[START OF EXERCISE MATERIAL]

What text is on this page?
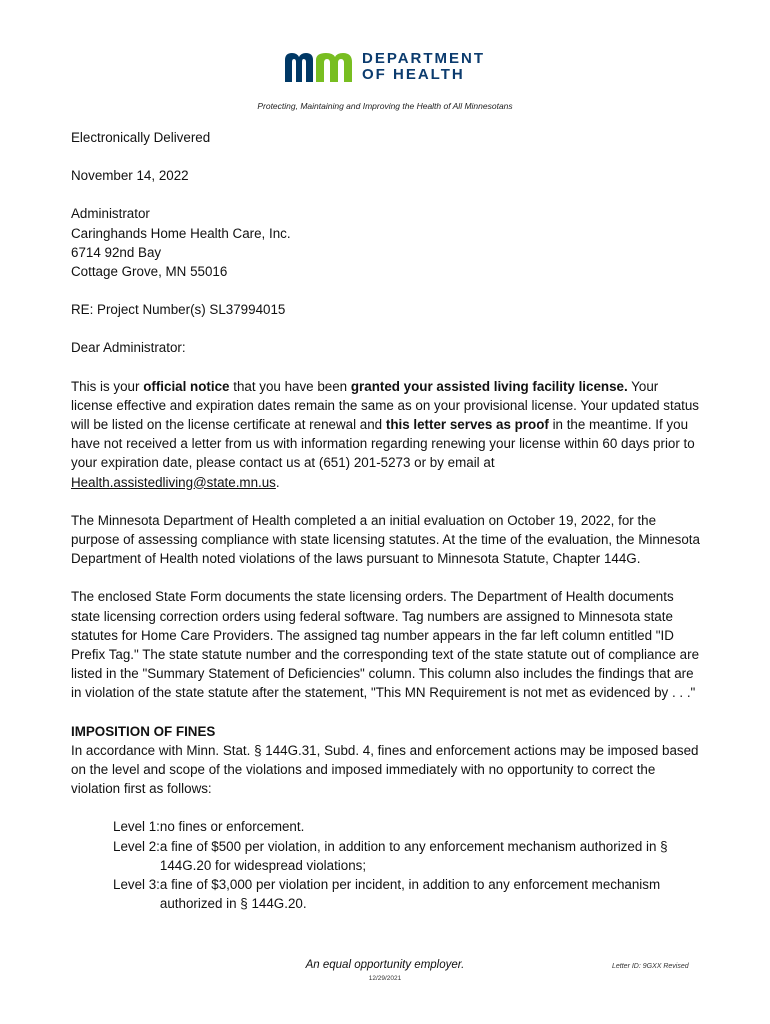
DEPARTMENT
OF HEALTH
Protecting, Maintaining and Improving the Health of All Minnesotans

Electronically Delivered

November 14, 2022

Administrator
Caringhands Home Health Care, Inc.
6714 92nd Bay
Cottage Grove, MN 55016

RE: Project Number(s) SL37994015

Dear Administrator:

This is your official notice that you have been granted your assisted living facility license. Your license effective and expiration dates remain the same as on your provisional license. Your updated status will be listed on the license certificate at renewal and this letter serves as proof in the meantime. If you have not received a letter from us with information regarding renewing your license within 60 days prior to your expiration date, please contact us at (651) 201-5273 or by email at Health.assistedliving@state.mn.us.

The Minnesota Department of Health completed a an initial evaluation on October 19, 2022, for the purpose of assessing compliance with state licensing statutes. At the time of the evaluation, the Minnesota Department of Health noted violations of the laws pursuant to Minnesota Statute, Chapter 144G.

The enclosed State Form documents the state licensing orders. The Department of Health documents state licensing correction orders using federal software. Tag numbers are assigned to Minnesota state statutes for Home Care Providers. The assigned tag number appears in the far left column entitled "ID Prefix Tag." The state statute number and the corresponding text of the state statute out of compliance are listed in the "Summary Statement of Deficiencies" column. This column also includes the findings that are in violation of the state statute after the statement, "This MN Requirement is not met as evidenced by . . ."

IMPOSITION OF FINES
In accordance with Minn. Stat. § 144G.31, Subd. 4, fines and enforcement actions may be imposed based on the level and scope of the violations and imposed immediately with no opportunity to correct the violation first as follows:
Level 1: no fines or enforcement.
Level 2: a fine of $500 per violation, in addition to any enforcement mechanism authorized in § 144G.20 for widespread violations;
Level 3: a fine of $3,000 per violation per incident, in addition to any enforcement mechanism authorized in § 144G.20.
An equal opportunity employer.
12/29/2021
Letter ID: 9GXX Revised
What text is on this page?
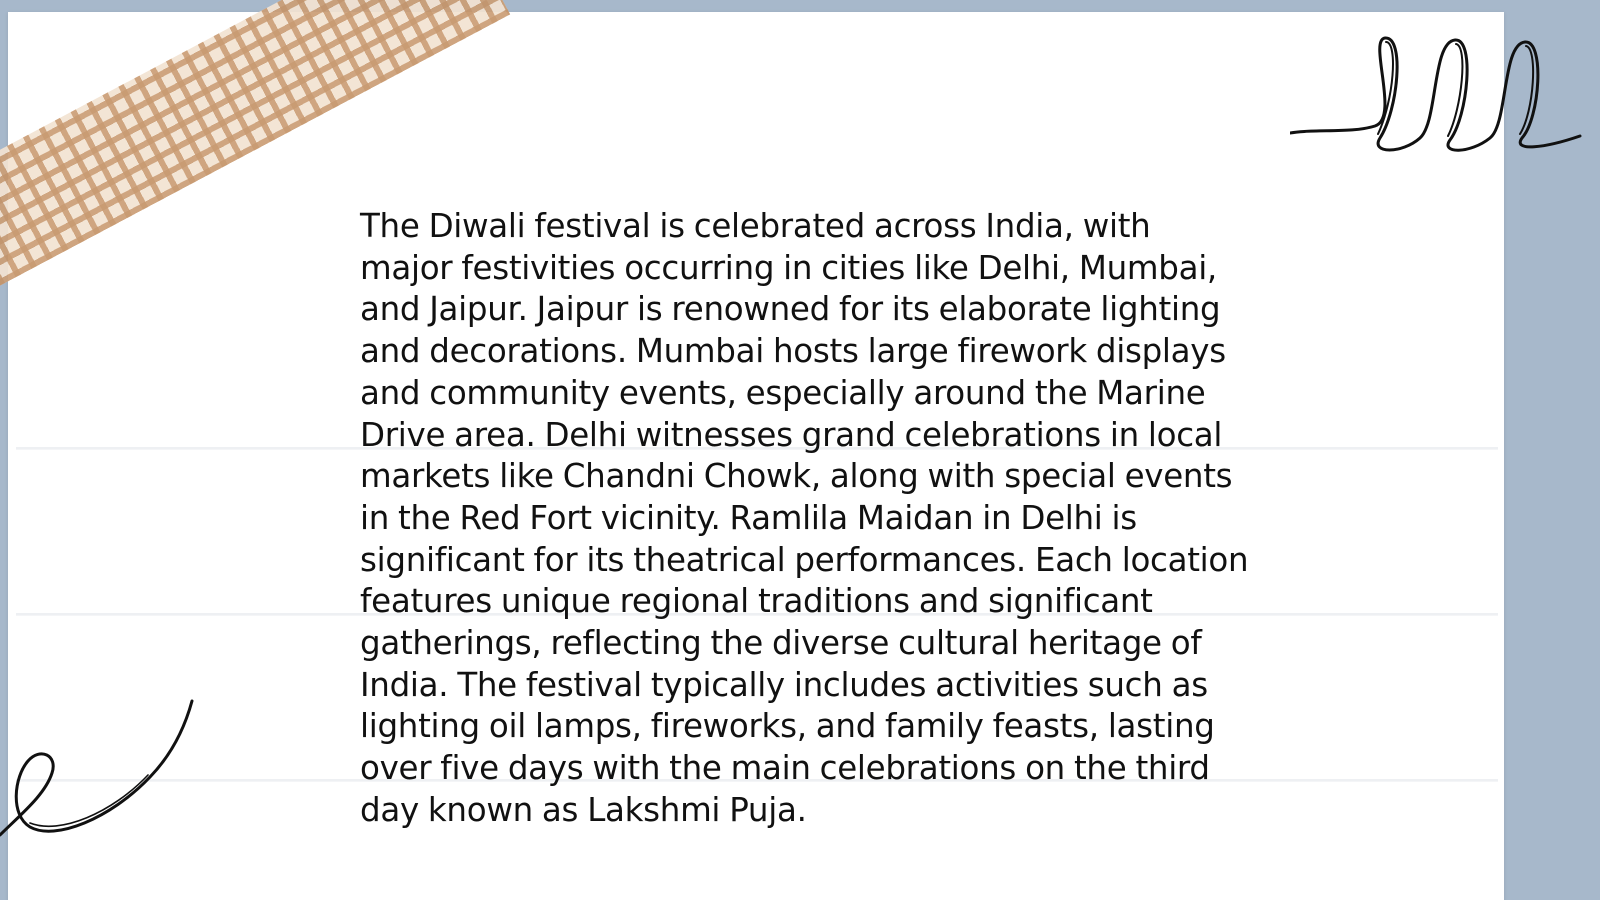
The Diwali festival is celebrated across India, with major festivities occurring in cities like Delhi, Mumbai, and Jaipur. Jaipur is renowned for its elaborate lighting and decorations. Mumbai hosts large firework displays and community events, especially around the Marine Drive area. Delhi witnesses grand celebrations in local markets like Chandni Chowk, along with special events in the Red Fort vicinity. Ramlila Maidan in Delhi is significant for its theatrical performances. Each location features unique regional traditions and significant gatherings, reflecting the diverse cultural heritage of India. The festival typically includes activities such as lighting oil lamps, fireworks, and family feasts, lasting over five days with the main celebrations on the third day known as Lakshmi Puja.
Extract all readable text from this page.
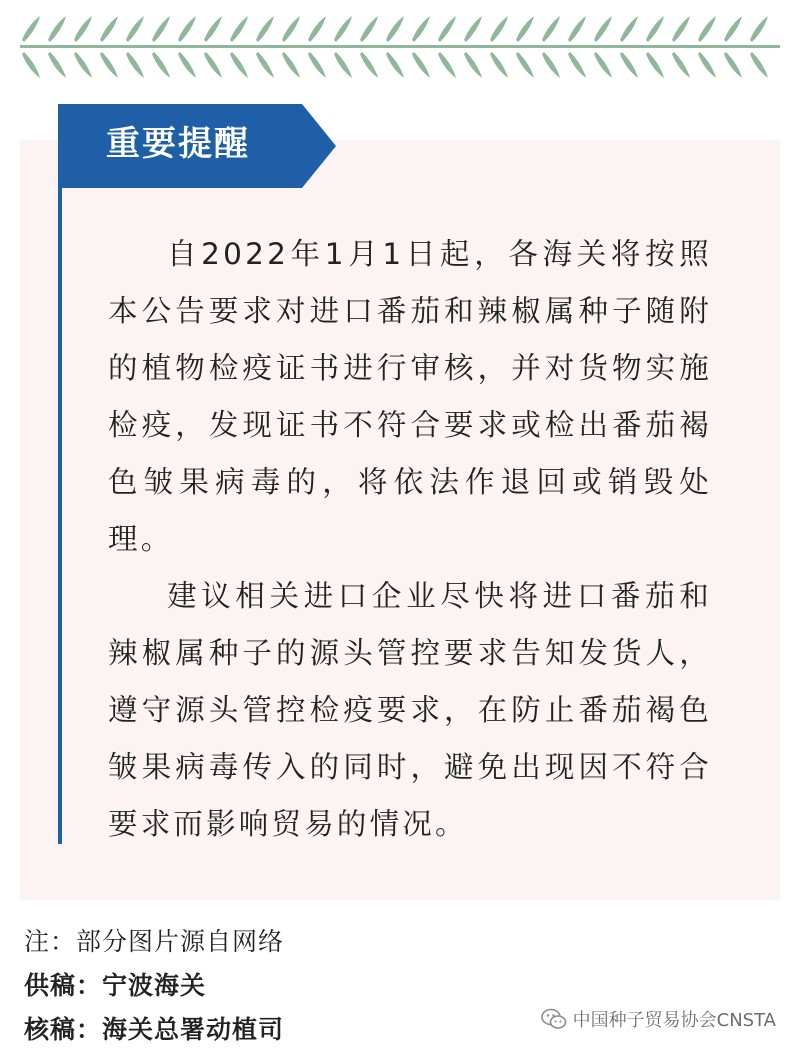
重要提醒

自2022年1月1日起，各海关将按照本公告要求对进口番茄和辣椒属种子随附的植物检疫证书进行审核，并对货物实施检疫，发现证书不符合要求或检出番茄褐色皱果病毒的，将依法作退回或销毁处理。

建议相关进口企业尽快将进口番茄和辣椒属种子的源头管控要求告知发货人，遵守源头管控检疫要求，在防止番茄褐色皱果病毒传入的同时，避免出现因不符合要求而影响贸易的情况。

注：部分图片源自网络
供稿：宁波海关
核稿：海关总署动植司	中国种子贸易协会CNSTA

[END OF EXERCISE MATERIAL]

EXERCISE BRIEF
Write out the records above exactly as they stand, leaving out every picture.

ANSWER TO THE PROBLEM
What text is on this page?
DEPARTMENT
OF HEALTH
Protecting, Maintaining and Improving the Health of All Minnesotans

Electronically Delivered

November 14, 2022

Administrator
Caringhands Home Health Care, Inc.
6714 92nd Bay
Cottage Grove, MN 55016

RE: Project Number(s) SL37994015

Dear Administrator:

This is your official notice that you have been granted your assisted living facility license. Your license effective and expiration dates remain the same as on your provisional license. Your updated status will be listed on the license certificate at renewal and this letter serves as proof in the meantime. If you have not received a letter from us with information regarding renewing your license within 60 days prior to your expiration date, please contact us at (651) 201-5273 or by email at Health.assistedliving@state.mn.us.

The Minnesota Department of Health completed a an initial evaluation on October 19, 2022, for the purpose of assessing compliance with state licensing statutes. At the time of the evaluation, the Minnesota Department of Health noted violations of the laws pursuant to Minnesota Statute, Chapter 144G.

The enclosed State Form documents the state licensing orders. The Department of Health documents state licensing correction orders using federal software. Tag numbers are assigned to Minnesota state statutes for Home Care Providers. The assigned tag number appears in the far left column entitled "ID Prefix Tag." The state statute number and the corresponding text of the state statute out of compliance are listed in the "Summary Statement of Deficiencies" column. This column also includes the findings that are in violation of the state statute after the statement, "This MN Requirement is not met as evidenced by . . ."

IMPOSITION OF FINES
In accordance with Minn. Stat. § 144G.31, Subd. 4, fines and enforcement actions may be imposed based on the level and scope of the violations and imposed immediately with no opportunity to correct the violation first as follows:
Level 1: no fines or enforcement.
Level 2: a fine of $500 per violation, in addition to any enforcement mechanism authorized in § 144G.20 for widespread violations;
Level 3: a fine of $3,000 per violation per incident, in addition to any enforcement mechanism authorized in § 144G.20.
An equal opportunity employer.
12/29/2021
Letter ID: 9GXX Revised
What text is on this page?
The Diwali festival is celebrated across India, with major festivities occurring in cities like Delhi, Mumbai, and Jaipur. Jaipur is renowned for its elaborate lighting and decorations. Mumbai hosts large firework displays and community events, especially around the Marine Drive area. Delhi witnesses grand celebrations in local markets like Chandni Chowk, along with special events in the Red Fort vicinity. Ramlila Maidan in Delhi is significant for its theatrical performances. Each location features unique regional traditions and significant gatherings, reflecting the diverse cultural heritage of India. The festival typically includes activities such as lighting oil lamps, fireworks, and family feasts, lasting over five days with the main celebrations on the third day known as Lakshmi Puja.
Extract all readable text from this page.
重要提醒

自2022年1月1日起，各海关将按照本公告要求对进口番茄和辣椒属种子随附的植物检疫证书进行审核，并对货物实施检疫，发现证书不符合要求或检出番茄褐色皱果病毒的，将依法作退回或销毁处理。

建议相关进口企业尽快将进口番茄和辣椒属种子的源头管控要求告知发货人，遵守源头管控检疫要求，在防止番茄褐色皱果病毒传入的同时，避免出现因不符合要求而影响贸易的情况。

注：部分图片源自网络
供稿：宁波海关
核稿：海关总署动植司	中国种子贸易协会CNSTA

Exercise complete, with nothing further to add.